Study material

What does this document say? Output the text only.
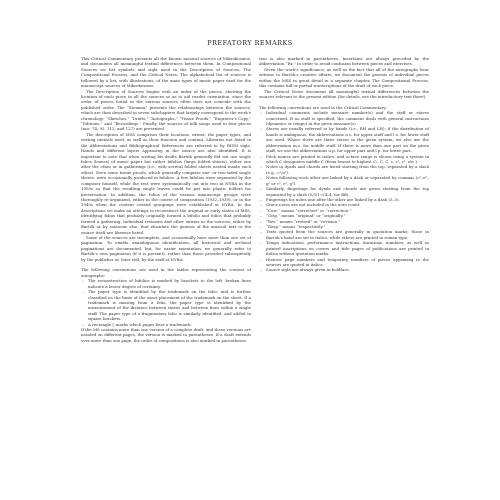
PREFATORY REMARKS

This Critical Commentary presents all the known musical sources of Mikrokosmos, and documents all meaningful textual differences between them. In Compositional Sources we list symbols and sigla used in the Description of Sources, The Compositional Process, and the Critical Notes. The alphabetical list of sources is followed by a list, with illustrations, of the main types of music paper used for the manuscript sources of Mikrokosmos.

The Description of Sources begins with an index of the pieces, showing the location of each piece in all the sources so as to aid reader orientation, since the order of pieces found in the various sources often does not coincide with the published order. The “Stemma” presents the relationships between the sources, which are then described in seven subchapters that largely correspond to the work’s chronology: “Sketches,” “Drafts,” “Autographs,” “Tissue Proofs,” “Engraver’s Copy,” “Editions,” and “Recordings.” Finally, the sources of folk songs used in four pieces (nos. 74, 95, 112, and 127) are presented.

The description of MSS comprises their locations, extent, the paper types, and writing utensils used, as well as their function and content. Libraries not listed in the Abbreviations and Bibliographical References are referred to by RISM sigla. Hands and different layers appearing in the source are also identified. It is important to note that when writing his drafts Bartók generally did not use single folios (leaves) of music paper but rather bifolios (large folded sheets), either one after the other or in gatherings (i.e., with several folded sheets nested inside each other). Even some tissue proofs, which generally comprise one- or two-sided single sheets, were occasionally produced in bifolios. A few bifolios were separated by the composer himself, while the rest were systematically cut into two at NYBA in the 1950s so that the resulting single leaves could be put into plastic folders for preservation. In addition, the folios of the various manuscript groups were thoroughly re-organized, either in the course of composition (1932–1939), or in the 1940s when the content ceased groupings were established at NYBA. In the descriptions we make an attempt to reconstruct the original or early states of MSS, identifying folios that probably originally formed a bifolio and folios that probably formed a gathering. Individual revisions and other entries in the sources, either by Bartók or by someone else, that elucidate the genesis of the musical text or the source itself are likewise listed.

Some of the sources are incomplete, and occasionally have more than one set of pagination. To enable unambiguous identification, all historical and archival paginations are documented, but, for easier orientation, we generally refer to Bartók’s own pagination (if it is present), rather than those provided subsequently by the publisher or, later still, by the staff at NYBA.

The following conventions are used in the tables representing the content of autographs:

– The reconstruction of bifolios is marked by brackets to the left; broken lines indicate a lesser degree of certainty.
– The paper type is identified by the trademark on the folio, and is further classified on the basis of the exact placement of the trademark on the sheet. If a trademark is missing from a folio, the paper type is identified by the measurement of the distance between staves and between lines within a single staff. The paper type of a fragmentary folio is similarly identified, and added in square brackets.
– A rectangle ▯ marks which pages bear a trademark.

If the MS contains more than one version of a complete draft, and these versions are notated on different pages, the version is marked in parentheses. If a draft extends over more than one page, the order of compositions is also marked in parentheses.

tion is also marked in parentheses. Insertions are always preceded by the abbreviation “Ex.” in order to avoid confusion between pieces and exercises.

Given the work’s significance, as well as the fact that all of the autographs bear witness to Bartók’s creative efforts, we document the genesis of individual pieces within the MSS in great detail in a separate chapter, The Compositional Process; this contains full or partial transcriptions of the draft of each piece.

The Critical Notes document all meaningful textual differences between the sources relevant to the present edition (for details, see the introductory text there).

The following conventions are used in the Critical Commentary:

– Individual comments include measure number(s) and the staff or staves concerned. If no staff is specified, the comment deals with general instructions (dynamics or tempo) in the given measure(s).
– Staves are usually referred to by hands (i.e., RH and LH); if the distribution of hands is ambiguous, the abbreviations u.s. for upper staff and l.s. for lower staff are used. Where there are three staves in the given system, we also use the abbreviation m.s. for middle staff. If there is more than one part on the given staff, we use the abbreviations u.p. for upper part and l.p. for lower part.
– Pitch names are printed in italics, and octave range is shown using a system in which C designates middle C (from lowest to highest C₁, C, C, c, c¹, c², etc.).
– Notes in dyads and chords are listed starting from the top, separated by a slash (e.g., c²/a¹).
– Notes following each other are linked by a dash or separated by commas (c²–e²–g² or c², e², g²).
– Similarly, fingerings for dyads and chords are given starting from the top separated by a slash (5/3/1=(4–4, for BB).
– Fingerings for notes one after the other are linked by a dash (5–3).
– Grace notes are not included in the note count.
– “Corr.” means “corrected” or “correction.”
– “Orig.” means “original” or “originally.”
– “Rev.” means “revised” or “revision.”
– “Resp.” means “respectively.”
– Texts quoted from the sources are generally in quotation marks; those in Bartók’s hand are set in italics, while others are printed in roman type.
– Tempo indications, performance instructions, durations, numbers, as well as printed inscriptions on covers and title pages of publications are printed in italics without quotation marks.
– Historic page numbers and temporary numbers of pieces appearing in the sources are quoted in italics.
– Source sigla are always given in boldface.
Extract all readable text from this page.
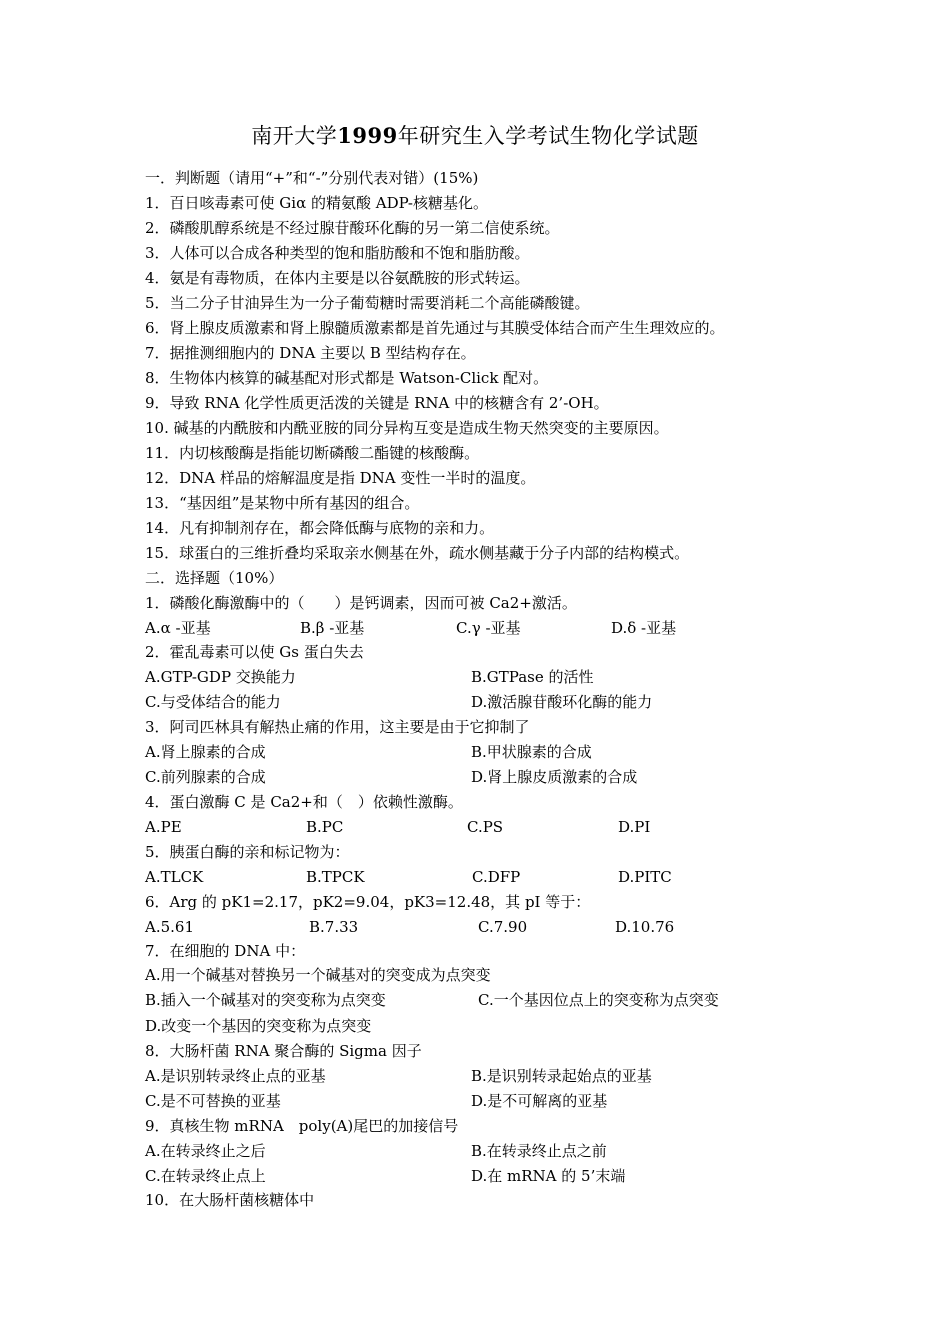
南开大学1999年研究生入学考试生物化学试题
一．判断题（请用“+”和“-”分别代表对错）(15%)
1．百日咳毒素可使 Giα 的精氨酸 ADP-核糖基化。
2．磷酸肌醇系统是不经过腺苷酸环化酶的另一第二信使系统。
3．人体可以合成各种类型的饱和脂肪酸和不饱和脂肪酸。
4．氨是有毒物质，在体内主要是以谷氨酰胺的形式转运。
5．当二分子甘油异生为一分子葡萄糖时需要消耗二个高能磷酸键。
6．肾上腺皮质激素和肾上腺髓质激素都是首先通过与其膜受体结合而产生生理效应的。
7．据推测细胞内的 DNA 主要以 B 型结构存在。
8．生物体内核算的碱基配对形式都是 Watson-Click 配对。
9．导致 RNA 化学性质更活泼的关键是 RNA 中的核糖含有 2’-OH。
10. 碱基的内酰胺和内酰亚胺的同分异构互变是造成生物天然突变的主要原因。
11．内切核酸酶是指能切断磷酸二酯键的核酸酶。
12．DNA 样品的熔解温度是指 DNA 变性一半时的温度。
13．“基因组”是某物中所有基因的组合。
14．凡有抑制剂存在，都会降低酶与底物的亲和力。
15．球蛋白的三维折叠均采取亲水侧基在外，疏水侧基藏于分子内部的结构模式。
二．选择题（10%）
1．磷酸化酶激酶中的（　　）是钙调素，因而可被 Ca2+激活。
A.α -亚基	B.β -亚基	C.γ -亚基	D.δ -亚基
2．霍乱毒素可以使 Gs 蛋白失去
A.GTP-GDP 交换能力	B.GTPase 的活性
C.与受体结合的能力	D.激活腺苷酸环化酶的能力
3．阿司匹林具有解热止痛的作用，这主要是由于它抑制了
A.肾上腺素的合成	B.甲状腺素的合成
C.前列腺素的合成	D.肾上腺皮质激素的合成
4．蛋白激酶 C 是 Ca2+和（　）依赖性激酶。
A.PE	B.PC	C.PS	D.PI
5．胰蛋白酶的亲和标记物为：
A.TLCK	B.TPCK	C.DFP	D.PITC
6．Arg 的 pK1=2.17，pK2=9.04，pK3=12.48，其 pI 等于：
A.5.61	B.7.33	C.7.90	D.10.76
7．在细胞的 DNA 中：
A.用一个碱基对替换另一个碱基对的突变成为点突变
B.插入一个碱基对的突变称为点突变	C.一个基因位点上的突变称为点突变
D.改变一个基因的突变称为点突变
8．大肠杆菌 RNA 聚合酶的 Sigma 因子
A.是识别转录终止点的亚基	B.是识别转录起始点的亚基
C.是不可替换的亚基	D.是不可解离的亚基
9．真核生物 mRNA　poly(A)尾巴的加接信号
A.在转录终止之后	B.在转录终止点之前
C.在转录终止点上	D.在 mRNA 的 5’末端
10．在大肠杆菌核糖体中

Work instruction
Please transcribe the entries exactly, omitting the images.

Answer to this problem
What does this document say? Output the text only.
PREFATORY REMARKS

This Critical Commentary presents all the known musical sources of Mikrokosmos, and documents all meaningful textual differences between them. In Compositional Sources we list symbols and sigla used in the Description of Sources, The Compositional Process, and the Critical Notes. The alphabetical list of sources is followed by a list, with illustrations, of the main types of music paper used for the manuscript sources of Mikrokosmos.

The Description of Sources begins with an index of the pieces, showing the location of each piece in all the sources so as to aid reader orientation, since the order of pieces found in the various sources often does not coincide with the published order. The “Stemma” presents the relationships between the sources, which are then described in seven subchapters that largely correspond to the work’s chronology: “Sketches,” “Drafts,” “Autographs,” “Tissue Proofs,” “Engraver’s Copy,” “Editions,” and “Recordings.” Finally, the sources of folk songs used in four pieces (nos. 74, 95, 112, and 127) are presented.

The description of MSS comprises their locations, extent, the paper types, and writing utensils used, as well as their function and content. Libraries not listed in the Abbreviations and Bibliographical References are referred to by RISM sigla. Hands and different layers appearing in the source are also identified. It is important to note that when writing his drafts Bartók generally did not use single folios (leaves) of music paper but rather bifolios (large folded sheets), either one after the other or in gatherings (i.e., with several folded sheets nested inside each other). Even some tissue proofs, which generally comprise one- or two-sided single sheets, were occasionally produced in bifolios. A few bifolios were separated by the composer himself, while the rest were systematically cut into two at NYBA in the 1950s so that the resulting single leaves could be put into plastic folders for preservation. In addition, the folios of the various manuscript groups were thoroughly re-organized, either in the course of composition (1932–1939), or in the 1940s when the content ceased groupings were established at NYBA. In the descriptions we make an attempt to reconstruct the original or early states of MSS, identifying folios that probably originally formed a bifolio and folios that probably formed a gathering. Individual revisions and other entries in the sources, either by Bartók or by someone else, that elucidate the genesis of the musical text or the source itself are likewise listed.

Some of the sources are incomplete, and occasionally have more than one set of pagination. To enable unambiguous identification, all historical and archival paginations are documented, but, for easier orientation, we generally refer to Bartók’s own pagination (if it is present), rather than those provided subsequently by the publisher or, later still, by the staff at NYBA.

The following conventions are used in the tables representing the content of autographs:

– The reconstruction of bifolios is marked by brackets to the left; broken lines indicate a lesser degree of certainty.
– The paper type is identified by the trademark on the folio, and is further classified on the basis of the exact placement of the trademark on the sheet. If a trademark is missing from a folio, the paper type is identified by the measurement of the distance between staves and between lines within a single staff. The paper type of a fragmentary folio is similarly identified, and added in square brackets.
– A rectangle ▯ marks which pages bear a trademark.

If the MS contains more than one version of a complete draft, and these versions are notated on different pages, the version is marked in parentheses. If a draft extends over more than one page, the order of compositions is also marked in parentheses.

tion is also marked in parentheses. Insertions are always preceded by the abbreviation “Ex.” in order to avoid confusion between pieces and exercises.

Given the work’s significance, as well as the fact that all of the autographs bear witness to Bartók’s creative efforts, we document the genesis of individual pieces within the MSS in great detail in a separate chapter, The Compositional Process; this contains full or partial transcriptions of the draft of each piece.

The Critical Notes document all meaningful textual differences between the sources relevant to the present edition (for details, see the introductory text there).

The following conventions are used in the Critical Commentary:

– Individual comments include measure number(s) and the staff or staves concerned. If no staff is specified, the comment deals with general instructions (dynamics or tempo) in the given measure(s).
– Staves are usually referred to by hands (i.e., RH and LH); if the distribution of hands is ambiguous, the abbreviations u.s. for upper staff and l.s. for lower staff are used. Where there are three staves in the given system, we also use the abbreviation m.s. for middle staff. If there is more than one part on the given staff, we use the abbreviations u.p. for upper part and l.p. for lower part.
– Pitch names are printed in italics, and octave range is shown using a system in which C designates middle C (from lowest to highest C₁, C, C, c, c¹, c², etc.).
– Notes in dyads and chords are listed starting from the top, separated by a slash (e.g., c²/a¹).
– Notes following each other are linked by a dash or separated by commas (c²–e²–g² or c², e², g²).
– Similarly, fingerings for dyads and chords are given starting from the top separated by a slash (5/3/1=(4–4, for BB).
– Fingerings for notes one after the other are linked by a dash (5–3).
– Grace notes are not included in the note count.
– “Corr.” means “corrected” or “correction.”
– “Orig.” means “original” or “originally.”
– “Rev.” means “revised” or “revision.”
– “Resp.” means “respectively.”
– Texts quoted from the sources are generally in quotation marks; those in Bartók’s hand are set in italics, while others are printed in roman type.
– Tempo indications, performance instructions, durations, numbers, as well as printed inscriptions on covers and title pages of publications are printed in italics without quotation marks.
– Historic page numbers and temporary numbers of pieces appearing in the sources are quoted in italics.
– Source sigla are always given in boldface.
Extract all readable text from this page.
南开大学1999年研究生入学考试生物化学试题
一．判断题（请用“+”和“-”分别代表对错）(15%)
1．百日咳毒素可使 Giα 的精氨酸 ADP-核糖基化。
2．磷酸肌醇系统是不经过腺苷酸环化酶的另一第二信使系统。
3．人体可以合成各种类型的饱和脂肪酸和不饱和脂肪酸。
4．氨是有毒物质，在体内主要是以谷氨酰胺的形式转运。
5．当二分子甘油异生为一分子葡萄糖时需要消耗二个高能磷酸键。
6．肾上腺皮质激素和肾上腺髓质激素都是首先通过与其膜受体结合而产生生理效应的。
7．据推测细胞内的 DNA 主要以 B 型结构存在。
8．生物体内核算的碱基配对形式都是 Watson-Click 配对。
9．导致 RNA 化学性质更活泼的关键是 RNA 中的核糖含有 2’-OH。
10. 碱基的内酰胺和内酰亚胺的同分异构互变是造成生物天然突变的主要原因。
11．内切核酸酶是指能切断磷酸二酯键的核酸酶。
12．DNA 样品的熔解温度是指 DNA 变性一半时的温度。
13．“基因组”是某物中所有基因的组合。
14．凡有抑制剂存在，都会降低酶与底物的亲和力。
15．球蛋白的三维折叠均采取亲水侧基在外，疏水侧基藏于分子内部的结构模式。
二．选择题（10%）
1．磷酸化酶激酶中的（　　）是钙调素，因而可被 Ca2+激活。
A.α -亚基	B.β -亚基	C.γ -亚基	D.δ -亚基
2．霍乱毒素可以使 Gs 蛋白失去
A.GTP-GDP 交换能力	B.GTPase 的活性
C.与受体结合的能力	D.激活腺苷酸环化酶的能力
3．阿司匹林具有解热止痛的作用，这主要是由于它抑制了
A.肾上腺素的合成	B.甲状腺素的合成
C.前列腺素的合成	D.肾上腺皮质激素的合成
4．蛋白激酶 C 是 Ca2+和（　）依赖性激酶。
A.PE	B.PC	C.PS	D.PI
5．胰蛋白酶的亲和标记物为：
A.TLCK	B.TPCK	C.DFP	D.PITC
6．Arg 的 pK1=2.17，pK2=9.04，pK3=12.48，其 pI 等于：
A.5.61	B.7.33	C.7.90	D.10.76
7．在细胞的 DNA 中：
A.用一个碱基对替换另一个碱基对的突变成为点突变
B.插入一个碱基对的突变称为点突变	C.一个基因位点上的突变称为点突变
D.改变一个基因的突变称为点突变
8．大肠杆菌 RNA 聚合酶的 Sigma 因子
A.是识别转录终止点的亚基	B.是识别转录起始点的亚基
C.是不可替换的亚基	D.是不可解离的亚基
9．真核生物 mRNA　poly(A)尾巴的加接信号
A.在转录终止之后	B.在转录终止点之前
C.在转录终止点上	D.在 mRNA 的 5’末端
10．在大肠杆菌核糖体中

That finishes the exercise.